**WHAT THIS TASK INVOLVES**
From the entries below, copy every line where the string "ylabel" appears.

**RECORD SET**

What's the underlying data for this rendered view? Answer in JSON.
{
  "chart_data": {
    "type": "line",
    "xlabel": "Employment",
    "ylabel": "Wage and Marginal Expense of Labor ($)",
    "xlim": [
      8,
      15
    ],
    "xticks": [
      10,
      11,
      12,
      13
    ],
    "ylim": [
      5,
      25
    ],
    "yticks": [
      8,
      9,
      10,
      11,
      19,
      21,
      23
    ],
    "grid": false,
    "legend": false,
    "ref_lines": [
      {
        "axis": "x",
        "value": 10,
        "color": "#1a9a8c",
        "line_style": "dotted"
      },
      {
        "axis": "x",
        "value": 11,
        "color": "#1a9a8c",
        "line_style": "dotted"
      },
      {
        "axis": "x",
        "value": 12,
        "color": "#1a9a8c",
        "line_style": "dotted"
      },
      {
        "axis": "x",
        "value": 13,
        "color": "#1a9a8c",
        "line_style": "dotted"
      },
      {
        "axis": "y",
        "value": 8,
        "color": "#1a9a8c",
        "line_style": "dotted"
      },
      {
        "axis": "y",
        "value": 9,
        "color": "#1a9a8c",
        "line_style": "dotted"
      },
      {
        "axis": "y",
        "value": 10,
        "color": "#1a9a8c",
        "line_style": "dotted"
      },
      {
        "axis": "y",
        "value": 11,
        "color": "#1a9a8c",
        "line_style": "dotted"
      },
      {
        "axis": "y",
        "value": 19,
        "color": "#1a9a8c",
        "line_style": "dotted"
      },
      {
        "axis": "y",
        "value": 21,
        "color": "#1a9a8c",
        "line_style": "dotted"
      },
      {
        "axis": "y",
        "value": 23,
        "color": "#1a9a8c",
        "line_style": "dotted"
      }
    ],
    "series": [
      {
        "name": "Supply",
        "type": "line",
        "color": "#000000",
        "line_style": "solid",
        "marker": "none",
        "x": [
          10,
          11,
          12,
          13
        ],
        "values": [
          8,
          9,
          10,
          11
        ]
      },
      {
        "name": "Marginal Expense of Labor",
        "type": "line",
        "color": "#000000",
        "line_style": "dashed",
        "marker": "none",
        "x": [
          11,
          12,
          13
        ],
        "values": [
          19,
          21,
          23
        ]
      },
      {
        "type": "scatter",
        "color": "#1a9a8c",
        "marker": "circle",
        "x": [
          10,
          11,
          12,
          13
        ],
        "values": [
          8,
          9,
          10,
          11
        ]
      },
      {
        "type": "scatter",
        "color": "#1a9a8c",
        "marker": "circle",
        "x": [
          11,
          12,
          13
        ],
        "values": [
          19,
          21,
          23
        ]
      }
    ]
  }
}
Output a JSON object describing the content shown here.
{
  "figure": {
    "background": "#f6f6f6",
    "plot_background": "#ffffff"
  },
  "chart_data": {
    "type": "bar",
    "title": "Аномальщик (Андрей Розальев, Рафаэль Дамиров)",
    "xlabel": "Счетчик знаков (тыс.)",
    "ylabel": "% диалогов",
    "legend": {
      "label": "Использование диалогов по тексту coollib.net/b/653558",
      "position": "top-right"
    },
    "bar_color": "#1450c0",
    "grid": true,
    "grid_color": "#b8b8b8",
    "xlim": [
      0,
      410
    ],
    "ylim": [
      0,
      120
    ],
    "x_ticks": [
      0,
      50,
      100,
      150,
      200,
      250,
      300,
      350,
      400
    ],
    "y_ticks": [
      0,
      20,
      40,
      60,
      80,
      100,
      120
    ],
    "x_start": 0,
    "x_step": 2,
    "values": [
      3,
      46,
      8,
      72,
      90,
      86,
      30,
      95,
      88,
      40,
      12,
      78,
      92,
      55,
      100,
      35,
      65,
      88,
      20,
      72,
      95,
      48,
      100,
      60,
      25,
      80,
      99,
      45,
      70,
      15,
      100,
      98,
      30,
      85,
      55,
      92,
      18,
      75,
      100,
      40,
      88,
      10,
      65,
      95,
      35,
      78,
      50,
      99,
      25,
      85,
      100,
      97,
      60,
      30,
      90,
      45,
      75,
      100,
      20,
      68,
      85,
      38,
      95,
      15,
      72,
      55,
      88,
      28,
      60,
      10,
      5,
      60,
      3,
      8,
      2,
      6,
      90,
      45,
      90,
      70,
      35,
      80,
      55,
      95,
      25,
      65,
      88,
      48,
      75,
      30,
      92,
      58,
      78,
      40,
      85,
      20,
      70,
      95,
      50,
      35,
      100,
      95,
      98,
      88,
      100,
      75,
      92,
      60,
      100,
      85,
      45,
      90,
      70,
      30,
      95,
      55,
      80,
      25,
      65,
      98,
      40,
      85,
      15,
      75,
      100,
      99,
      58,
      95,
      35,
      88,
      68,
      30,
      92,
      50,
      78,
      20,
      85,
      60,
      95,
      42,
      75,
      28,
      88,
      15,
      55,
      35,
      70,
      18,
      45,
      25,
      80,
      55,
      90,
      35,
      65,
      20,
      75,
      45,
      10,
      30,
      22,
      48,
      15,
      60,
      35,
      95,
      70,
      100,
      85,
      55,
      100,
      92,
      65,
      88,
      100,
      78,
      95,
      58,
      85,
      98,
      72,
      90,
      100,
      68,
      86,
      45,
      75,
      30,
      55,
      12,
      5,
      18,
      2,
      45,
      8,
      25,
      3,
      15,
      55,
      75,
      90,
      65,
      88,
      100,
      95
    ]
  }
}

**WORKED ANSWER**
    "ylabel": "Wage and Marginal Expense of Labor ($)",
    "ylabel": "% диалогов",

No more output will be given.